Aim of the task: Transcribe the material below exactly as it appears.

[Start of Data supplied]

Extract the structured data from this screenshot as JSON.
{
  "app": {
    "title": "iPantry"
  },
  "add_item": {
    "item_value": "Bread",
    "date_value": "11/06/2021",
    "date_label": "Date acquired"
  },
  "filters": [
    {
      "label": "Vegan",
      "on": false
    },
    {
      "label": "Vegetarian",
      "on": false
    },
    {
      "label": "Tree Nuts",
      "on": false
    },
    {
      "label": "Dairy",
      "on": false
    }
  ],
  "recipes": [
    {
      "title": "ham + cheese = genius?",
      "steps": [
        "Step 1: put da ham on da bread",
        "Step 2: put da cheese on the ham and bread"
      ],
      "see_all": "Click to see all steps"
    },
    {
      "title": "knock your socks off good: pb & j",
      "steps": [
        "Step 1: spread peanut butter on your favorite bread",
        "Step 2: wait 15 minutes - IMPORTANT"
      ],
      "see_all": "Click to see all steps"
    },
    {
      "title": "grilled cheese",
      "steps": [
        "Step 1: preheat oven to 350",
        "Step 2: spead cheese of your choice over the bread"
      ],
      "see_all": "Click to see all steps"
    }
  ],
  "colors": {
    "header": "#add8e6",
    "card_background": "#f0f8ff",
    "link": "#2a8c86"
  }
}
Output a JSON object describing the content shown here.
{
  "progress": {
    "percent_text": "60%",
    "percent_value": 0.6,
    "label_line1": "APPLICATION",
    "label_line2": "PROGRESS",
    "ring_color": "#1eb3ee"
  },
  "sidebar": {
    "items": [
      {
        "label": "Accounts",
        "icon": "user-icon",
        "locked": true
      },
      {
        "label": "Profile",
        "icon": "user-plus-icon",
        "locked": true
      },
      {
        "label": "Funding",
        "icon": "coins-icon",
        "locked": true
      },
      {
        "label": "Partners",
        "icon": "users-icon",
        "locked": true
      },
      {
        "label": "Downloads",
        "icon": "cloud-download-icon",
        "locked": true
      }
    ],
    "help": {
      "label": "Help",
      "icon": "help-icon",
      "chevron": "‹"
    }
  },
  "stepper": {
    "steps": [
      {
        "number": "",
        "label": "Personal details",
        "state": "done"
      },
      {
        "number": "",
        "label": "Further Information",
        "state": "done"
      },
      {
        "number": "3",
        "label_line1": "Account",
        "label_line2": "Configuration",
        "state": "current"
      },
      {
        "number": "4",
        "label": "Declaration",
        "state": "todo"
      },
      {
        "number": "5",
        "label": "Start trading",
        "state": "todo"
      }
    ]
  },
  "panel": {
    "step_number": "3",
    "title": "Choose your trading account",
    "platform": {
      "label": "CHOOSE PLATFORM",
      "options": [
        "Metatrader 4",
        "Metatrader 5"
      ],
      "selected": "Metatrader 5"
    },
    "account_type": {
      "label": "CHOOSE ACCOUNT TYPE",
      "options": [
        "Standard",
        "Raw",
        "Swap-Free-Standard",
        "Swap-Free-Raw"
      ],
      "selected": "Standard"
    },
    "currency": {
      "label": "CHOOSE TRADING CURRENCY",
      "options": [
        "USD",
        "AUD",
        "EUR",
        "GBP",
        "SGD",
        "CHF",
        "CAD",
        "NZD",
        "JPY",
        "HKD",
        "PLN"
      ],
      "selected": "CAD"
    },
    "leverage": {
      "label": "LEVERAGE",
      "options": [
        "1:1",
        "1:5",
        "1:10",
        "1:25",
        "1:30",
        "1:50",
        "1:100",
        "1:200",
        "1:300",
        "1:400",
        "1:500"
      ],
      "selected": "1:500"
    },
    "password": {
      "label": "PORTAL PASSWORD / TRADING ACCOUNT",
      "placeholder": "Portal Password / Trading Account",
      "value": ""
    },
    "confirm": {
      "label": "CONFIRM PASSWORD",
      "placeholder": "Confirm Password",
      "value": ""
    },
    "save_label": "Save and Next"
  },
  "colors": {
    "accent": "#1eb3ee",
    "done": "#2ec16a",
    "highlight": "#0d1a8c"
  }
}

[End of Data supplied]

Written answer:
Extract the structured data from this screenshot as JSON.
{
  "app": {
    "title": "iPantry"
  },
  "add_item": {
    "item_value": "Bread",
    "date_value": "11/06/2021",
    "date_label": "Date acquired"
  },
  "filters": [
    {
      "label": "Vegan",
      "on": false
    },
    {
      "label": "Vegetarian",
      "on": false
    },
    {
      "label": "Tree Nuts",
      "on": false
    },
    {
      "label": "Dairy",
      "on": false
    }
  ],
  "recipes": [
    {
      "title": "ham + cheese = genius?",
      "steps": [
        "Step 1: put da ham on da bread",
        "Step 2: put da cheese on the ham and bread"
      ],
      "see_all": "Click to see all steps"
    },
    {
      "title": "knock your socks off good: pb & j",
      "steps": [
        "Step 1: spread peanut butter on your favorite bread",
        "Step 2: wait 15 minutes - IMPORTANT"
      ],
      "see_all": "Click to see all steps"
    },
    {
      "title": "grilled cheese",
      "steps": [
        "Step 1: preheat oven to 350",
        "Step 2: spead cheese of your choice over the bread"
      ],
      "see_all": "Click to see all steps"
    }
  ],
  "colors": {
    "header": "#add8e6",
    "card_background": "#f0f8ff",
    "link": "#2a8c86"
  }
}
Output a JSON object describing the content shown here.
{
  "progress": {
    "percent_text": "60%",
    "percent_value": 0.6,
    "label_line1": "APPLICATION",
    "label_line2": "PROGRESS",
    "ring_color": "#1eb3ee"
  },
  "sidebar": {
    "items": [
      {
        "label": "Accounts",
        "icon": "user-icon",
        "locked": true
      },
      {
        "label": "Profile",
        "icon": "user-plus-icon",
        "locked": true
      },
      {
        "label": "Funding",
        "icon": "coins-icon",
        "locked": true
      },
      {
        "label": "Partners",
        "icon": "users-icon",
        "locked": true
      },
      {
        "label": "Downloads",
        "icon": "cloud-download-icon",
        "locked": true
      }
    ],
    "help": {
      "label": "Help",
      "icon": "help-icon",
      "chevron": "‹"
    }
  },
  "stepper": {
    "steps": [
      {
        "number": "",
        "label": "Personal details",
        "state": "done"
      },
      {
        "number": "",
        "label": "Further Information",
        "state": "done"
      },
      {
        "number": "3",
        "label_line1": "Account",
        "label_line2": "Configuration",
        "state": "current"
      },
      {
        "number": "4",
        "label": "Declaration",
        "state": "todo"
      },
      {
        "number": "5",
        "label": "Start trading",
        "state": "todo"
      }
    ]
  },
  "panel": {
    "step_number": "3",
    "title": "Choose your trading account",
    "platform": {
      "label": "CHOOSE PLATFORM",
      "options": [
        "Metatrader 4",
        "Metatrader 5"
      ],
      "selected": "Metatrader 5"
    },
    "account_type": {
      "label": "CHOOSE ACCOUNT TYPE",
      "options": [
        "Standard",
        "Raw",
        "Swap-Free-Standard",
        "Swap-Free-Raw"
      ],
      "selected": "Standard"
    },
    "currency": {
      "label": "CHOOSE TRADING CURRENCY",
      "options": [
        "USD",
        "AUD",
        "EUR",
        "GBP",
        "SGD",
        "CHF",
        "CAD",
        "NZD",
        "JPY",
        "HKD",
        "PLN"
      ],
      "selected": "CAD"
    },
    "leverage": {
      "label": "LEVERAGE",
      "options": [
        "1:1",
        "1:5",
        "1:10",
        "1:25",
        "1:30",
        "1:50",
        "1:100",
        "1:200",
        "1:300",
        "1:400",
        "1:500"
      ],
      "selected": "1:500"
    },
    "password": {
      "label": "PORTAL PASSWORD / TRADING ACCOUNT",
      "placeholder": "Portal Password / Trading Account",
      "value": ""
    },
    "confirm": {
      "label": "CONFIRM PASSWORD",
      "placeholder": "Confirm Password",
      "value": ""
    },
    "save_label": "Save and Next"
  },
  "colors": {
    "accent": "#1eb3ee",
    "done": "#2ec16a",
    "highlight": "#0d1a8c"
  }
}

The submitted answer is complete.